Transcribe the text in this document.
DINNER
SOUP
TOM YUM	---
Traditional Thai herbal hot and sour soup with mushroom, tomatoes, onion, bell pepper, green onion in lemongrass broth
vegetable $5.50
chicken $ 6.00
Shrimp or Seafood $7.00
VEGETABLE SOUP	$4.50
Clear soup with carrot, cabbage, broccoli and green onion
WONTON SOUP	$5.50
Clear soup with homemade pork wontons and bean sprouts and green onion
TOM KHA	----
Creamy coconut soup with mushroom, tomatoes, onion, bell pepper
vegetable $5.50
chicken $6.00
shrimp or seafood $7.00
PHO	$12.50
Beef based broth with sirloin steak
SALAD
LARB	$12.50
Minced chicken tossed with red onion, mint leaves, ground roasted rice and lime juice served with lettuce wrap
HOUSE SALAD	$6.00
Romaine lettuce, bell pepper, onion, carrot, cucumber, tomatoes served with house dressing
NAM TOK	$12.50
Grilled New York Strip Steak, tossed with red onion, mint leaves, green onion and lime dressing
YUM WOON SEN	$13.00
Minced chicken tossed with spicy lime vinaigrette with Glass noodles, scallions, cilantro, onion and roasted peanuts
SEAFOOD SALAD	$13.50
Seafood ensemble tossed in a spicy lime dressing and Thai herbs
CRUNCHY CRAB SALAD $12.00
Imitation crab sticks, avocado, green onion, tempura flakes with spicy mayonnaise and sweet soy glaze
----------
State only the number of lines in these entries that contain "spicy".

3